Go through the material below and copy each line where the word "nconsultant" appears.
── Listing ──
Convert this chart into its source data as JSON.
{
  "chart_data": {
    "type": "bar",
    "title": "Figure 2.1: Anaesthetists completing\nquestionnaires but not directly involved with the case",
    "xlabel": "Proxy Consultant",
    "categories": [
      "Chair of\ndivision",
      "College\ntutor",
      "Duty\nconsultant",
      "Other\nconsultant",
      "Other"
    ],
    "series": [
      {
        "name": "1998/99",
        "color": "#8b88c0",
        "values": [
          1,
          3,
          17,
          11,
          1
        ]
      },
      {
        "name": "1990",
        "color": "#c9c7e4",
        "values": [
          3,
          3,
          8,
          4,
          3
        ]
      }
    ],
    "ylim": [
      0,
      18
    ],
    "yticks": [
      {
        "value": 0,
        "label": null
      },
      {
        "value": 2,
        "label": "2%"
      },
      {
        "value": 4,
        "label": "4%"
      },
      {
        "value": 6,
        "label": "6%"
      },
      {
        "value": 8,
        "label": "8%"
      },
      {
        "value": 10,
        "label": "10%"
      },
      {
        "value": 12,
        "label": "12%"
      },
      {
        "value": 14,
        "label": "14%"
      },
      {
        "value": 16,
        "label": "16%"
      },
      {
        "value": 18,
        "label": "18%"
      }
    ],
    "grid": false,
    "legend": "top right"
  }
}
───
▶ **Complete answer**
      "Duty\nconsultant",
      "Other\nconsultant",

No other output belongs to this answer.